For each line in the data below that holds "Parse", return a copy.

===

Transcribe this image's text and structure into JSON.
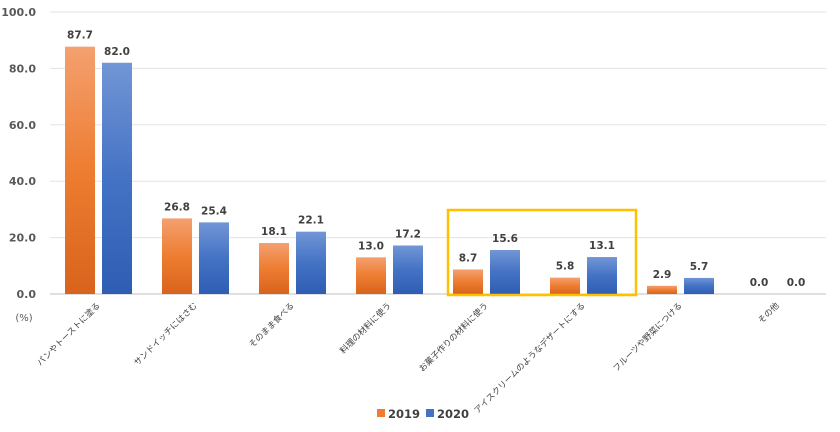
{
  "chart_data": {
    "type": "bar",
    "categories": [
      "パンやトーストに塗る",
      "サンドイッチにはさむ",
      "そのまま食べる",
      "料理の材料に使う",
      "お菓子作りの材料に使う",
      "アイスクリームのようなデザートにする",
      "フルーツや野菜につける",
      "その他"
    ],
    "series": [
      {
        "name": "2019",
        "values": [
          87.7,
          26.8,
          18.1,
          13.0,
          8.7,
          5.8,
          2.9,
          0.0
        ],
        "color": "#ED7D31"
      },
      {
        "name": "2020",
        "values": [
          82.0,
          25.4,
          22.1,
          17.2,
          15.6,
          13.1,
          5.7,
          0.0
        ],
        "color": "#4472C4"
      }
    ],
    "ylim": [
      0,
      100
    ],
    "yticks": [
      "100.0",
      "80.0",
      "60.0",
      "40.0",
      "20.0",
      "0.0"
    ],
    "ytick_values": [
      100,
      80,
      60,
      40,
      20,
      0
    ],
    "unit_label": "(%)",
    "grid": true,
    "legend": "bottom-center",
    "highlight": {
      "categories": [
        4,
        5
      ],
      "color": "#FFC000"
    }
  }
}
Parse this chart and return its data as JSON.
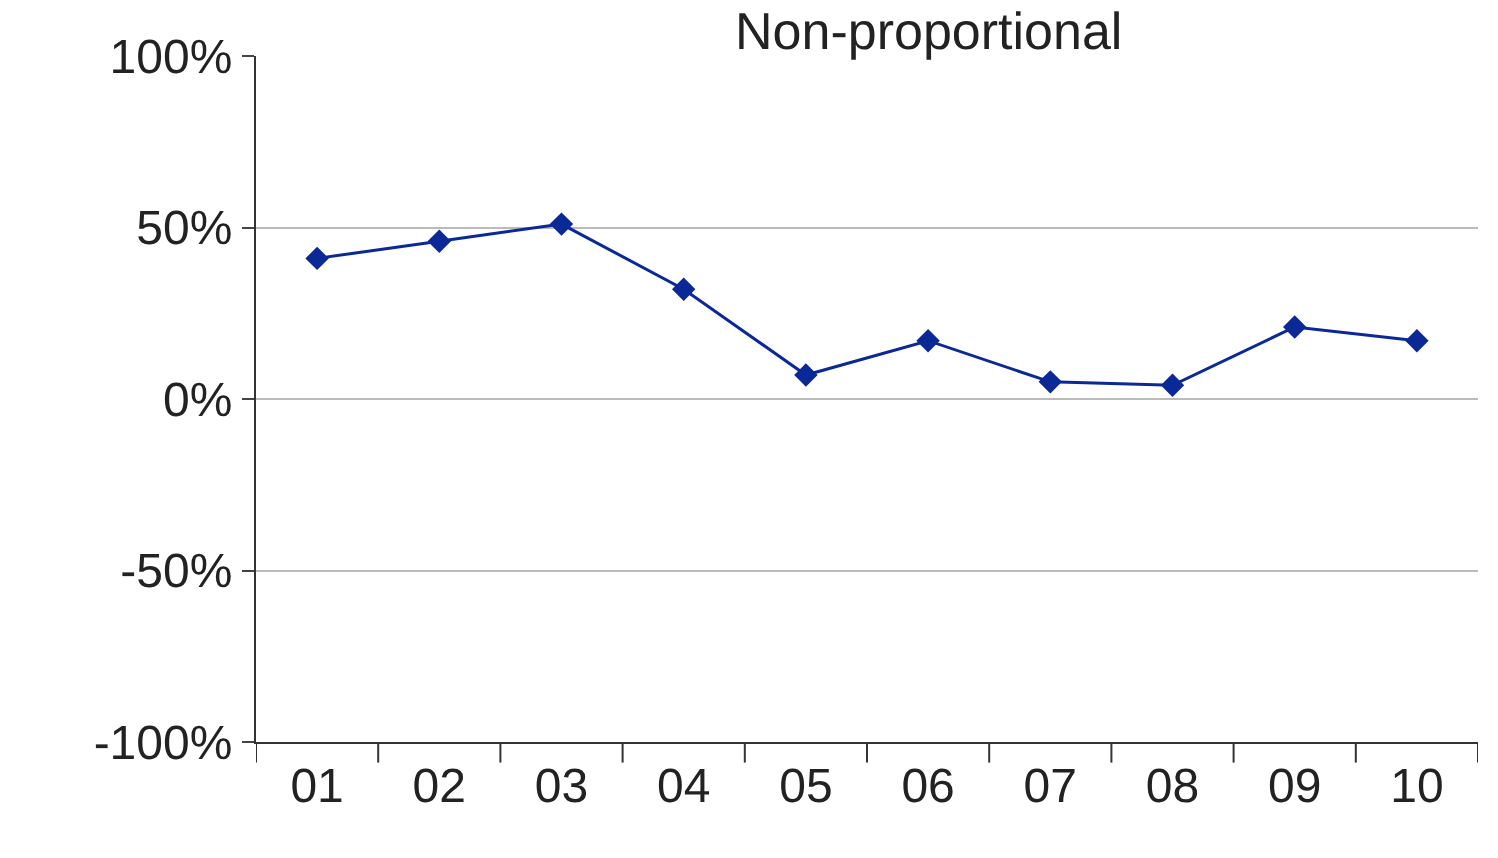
{
  "chart_data": {
    "type": "line",
    "title": "Non-proportional",
    "categories": [
      "01",
      "02",
      "03",
      "04",
      "05",
      "06",
      "07",
      "08",
      "09",
      "10"
    ],
    "series": [
      {
        "color": "#0a2896",
        "values": [
          41,
          46,
          51,
          32,
          7,
          17,
          5,
          4,
          21,
          17
        ]
      }
    ],
    "ylim": [
      -100,
      100
    ],
    "yticks": [
      {
        "value": -100,
        "label": "-100%"
      },
      {
        "value": -50,
        "label": "-50%"
      },
      {
        "value": 0,
        "label": "0%"
      },
      {
        "value": 50,
        "label": "50%"
      },
      {
        "value": 100,
        "label": "100%"
      }
    ],
    "grid": "y",
    "marker": "diamond",
    "line_style": "solid"
  }
}
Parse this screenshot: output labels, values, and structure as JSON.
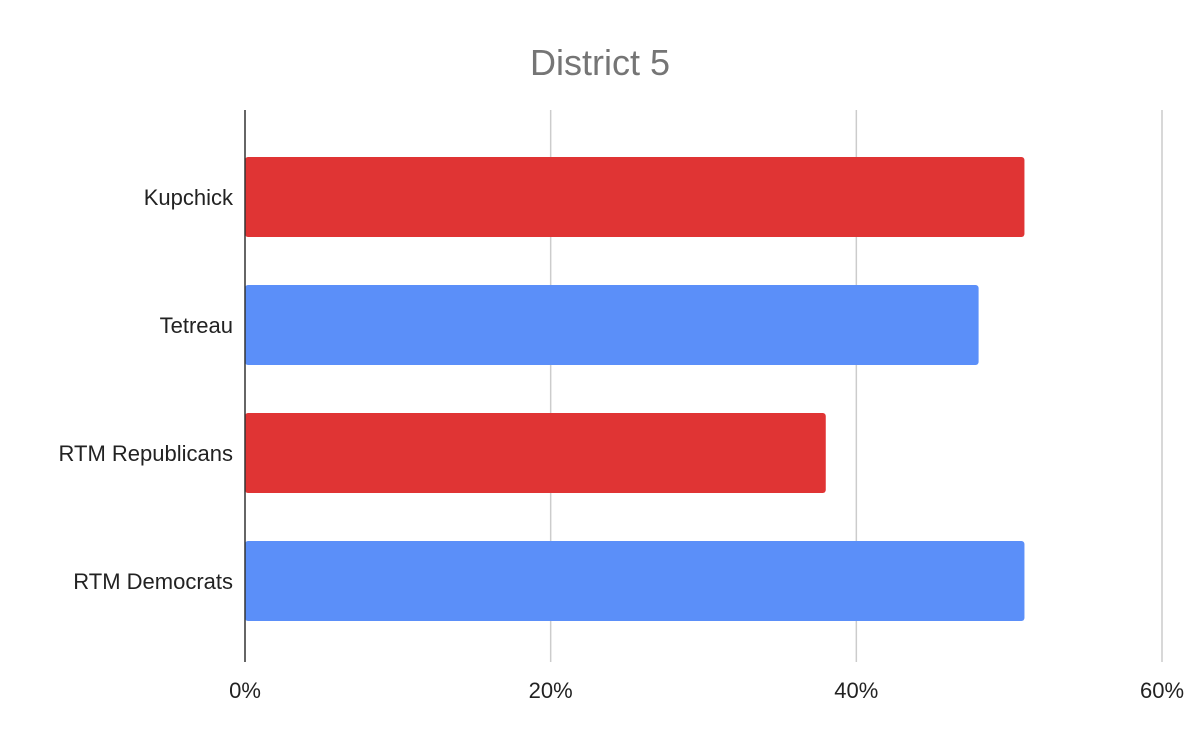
{
  "chart_data": {
    "type": "bar",
    "orientation": "horizontal",
    "title": "District 5",
    "xlabel": "",
    "ylabel": "",
    "categories": [
      "Kupchick",
      "Tetreau",
      "RTM Republicans",
      "RTM Democrats"
    ],
    "values": [
      51,
      48,
      38,
      51
    ],
    "bar_colors": [
      "#e03434",
      "#5b8ff9",
      "#e03434",
      "#5b8ff9"
    ],
    "x_ticks": [
      0,
      20,
      40,
      60
    ],
    "x_tick_labels": [
      "0%",
      "20%",
      "40%",
      "60%"
    ],
    "xlim": [
      0,
      60
    ],
    "grid": true,
    "legend": "none"
  }
}
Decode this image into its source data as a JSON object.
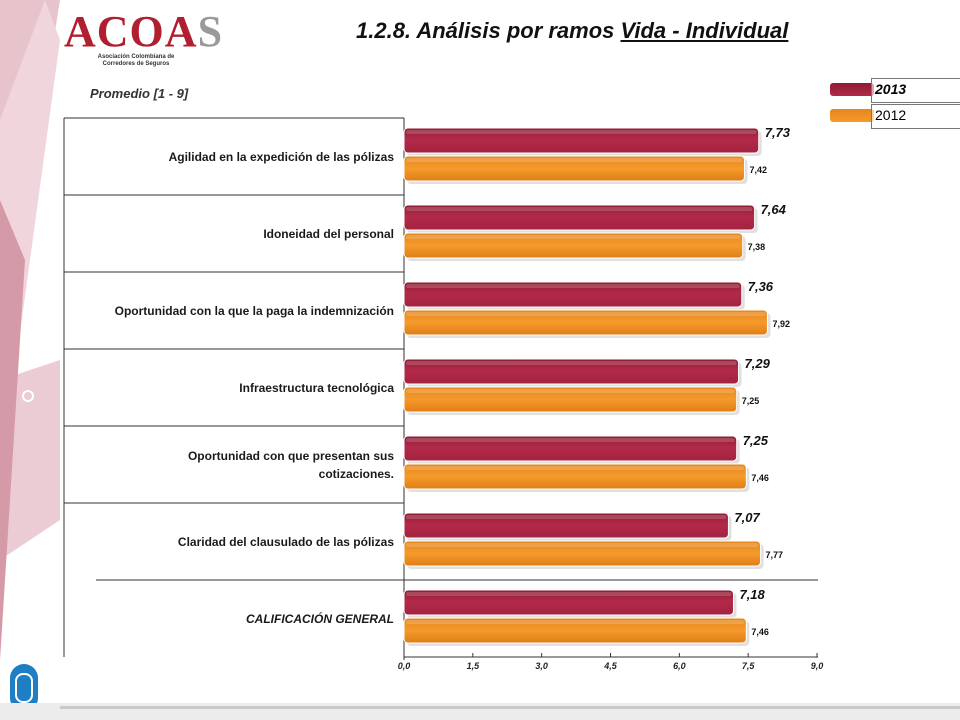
{
  "header": {
    "logo_text": "ACOA",
    "logo_s": "S",
    "logo_subtitle": "Asociación Colombiana de Corredores de Seguros",
    "title_prefix": "1.2.8. Análisis por ramos ",
    "title_underlined": "Vida - Individual"
  },
  "chart_data": {
    "type": "bar",
    "orientation": "horizontal",
    "subtitle": "Promedio  [1 - 9]",
    "categories": [
      "Agilidad en la expedición de las pólizas",
      "Idoneidad del personal",
      "Oportunidad con la que la paga la indemnización",
      "Infraestructura tecnológica",
      "Oportunidad con que presentan sus cotizaciones.",
      "Claridad del clausulado de las pólizas",
      "CALIFICACIÓN GENERAL"
    ],
    "series": [
      {
        "name": "2013",
        "color": "#a8243f",
        "values": [
          7.73,
          7.64,
          7.36,
          7.29,
          7.25,
          7.07,
          7.18
        ],
        "labels": [
          "7,73",
          "7,64",
          "7,36",
          "7,29",
          "7,25",
          "7,07",
          "7,18"
        ]
      },
      {
        "name": "2012",
        "color": "#ec8a1e",
        "values": [
          7.42,
          7.38,
          7.92,
          7.25,
          7.46,
          7.77,
          7.46
        ],
        "labels": [
          "7,42",
          "7,38",
          "7,92",
          "7,25",
          "7,46",
          "7,77",
          "7,46"
        ]
      }
    ],
    "xlim": [
      0,
      9
    ],
    "xticks": [
      0,
      1.5,
      3,
      4.5,
      6,
      7.5,
      9
    ],
    "xtick_labels": [
      "0,0",
      "1,5",
      "3,0",
      "4,5",
      "6,0",
      "7,5",
      "9,0"
    ],
    "legend_position": "top-right",
    "grid": false
  }
}
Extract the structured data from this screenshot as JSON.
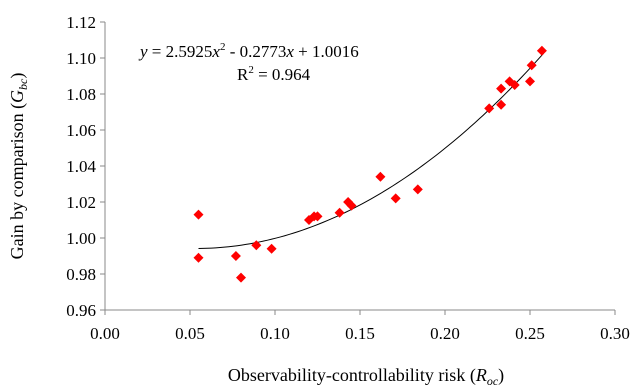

===

## Answer to the problem
Parse this chart and return its data as JSON.
Parse this screenshot: output labels, values, and structure as JSON.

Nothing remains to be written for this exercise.